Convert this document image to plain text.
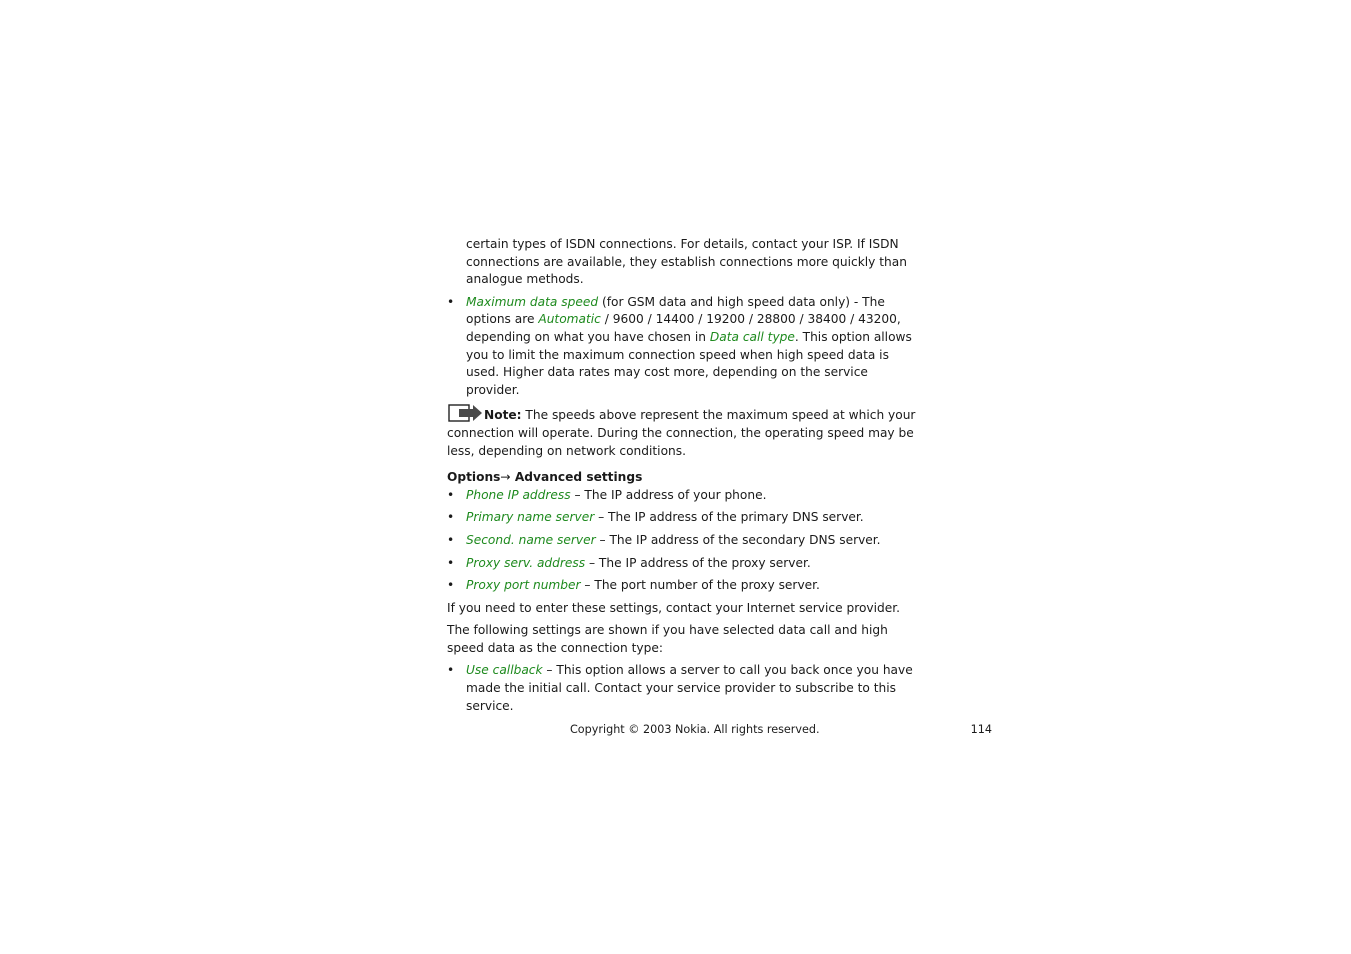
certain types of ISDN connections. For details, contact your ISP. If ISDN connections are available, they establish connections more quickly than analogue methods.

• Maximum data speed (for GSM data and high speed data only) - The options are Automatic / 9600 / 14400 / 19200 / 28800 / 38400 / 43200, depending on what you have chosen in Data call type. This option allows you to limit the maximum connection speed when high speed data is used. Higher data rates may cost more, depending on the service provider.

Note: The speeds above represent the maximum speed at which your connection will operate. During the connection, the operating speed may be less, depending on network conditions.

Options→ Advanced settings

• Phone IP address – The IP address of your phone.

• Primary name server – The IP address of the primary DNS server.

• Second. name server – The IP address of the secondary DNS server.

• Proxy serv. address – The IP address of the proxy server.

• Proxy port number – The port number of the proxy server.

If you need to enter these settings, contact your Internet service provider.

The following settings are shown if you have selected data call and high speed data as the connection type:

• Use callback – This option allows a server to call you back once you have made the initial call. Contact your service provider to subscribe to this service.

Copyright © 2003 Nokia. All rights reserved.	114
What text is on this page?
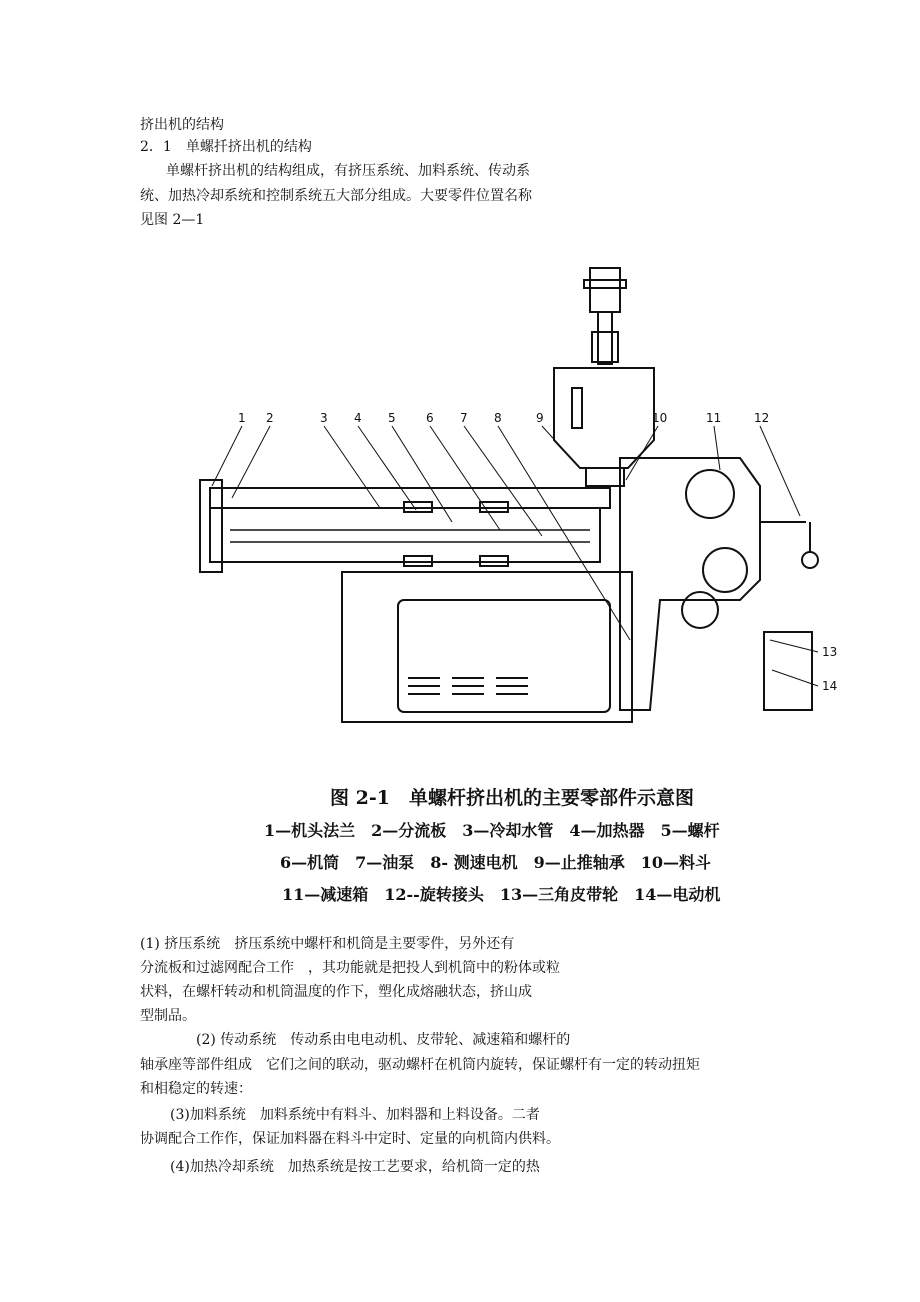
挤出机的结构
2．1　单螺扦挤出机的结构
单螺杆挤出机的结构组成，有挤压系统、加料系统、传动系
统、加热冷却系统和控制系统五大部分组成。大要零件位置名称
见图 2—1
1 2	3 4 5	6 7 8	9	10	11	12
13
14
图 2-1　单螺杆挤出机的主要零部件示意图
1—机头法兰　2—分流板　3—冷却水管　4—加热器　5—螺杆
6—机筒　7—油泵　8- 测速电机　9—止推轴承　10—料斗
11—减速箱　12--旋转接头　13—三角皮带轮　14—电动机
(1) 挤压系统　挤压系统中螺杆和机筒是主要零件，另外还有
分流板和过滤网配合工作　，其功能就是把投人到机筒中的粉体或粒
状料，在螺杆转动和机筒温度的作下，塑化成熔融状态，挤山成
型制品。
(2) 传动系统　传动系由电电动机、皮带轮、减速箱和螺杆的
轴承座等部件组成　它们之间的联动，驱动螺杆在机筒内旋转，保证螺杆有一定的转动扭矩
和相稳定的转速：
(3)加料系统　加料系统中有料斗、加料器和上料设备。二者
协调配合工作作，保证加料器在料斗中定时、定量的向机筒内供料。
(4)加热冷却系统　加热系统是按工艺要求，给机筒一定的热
***
[Stated goal]: For each line of the entries that includes "more", show that line.

[Response to the task]:
certain types of ISDN connections. For details, contact your ISP. If ISDN connections are available, they establish connections more quickly than analogue methods.
• Maximum data speed (for GSM data and high speed data only) - The options are Automatic / 9600 / 14400 / 19200 / 28800 / 38400 / 43200, depending on what you have chosen in Data call type. This option allows you to limit the maximum connection speed when high speed data is used. Higher data rates may cost more, depending on the service provider.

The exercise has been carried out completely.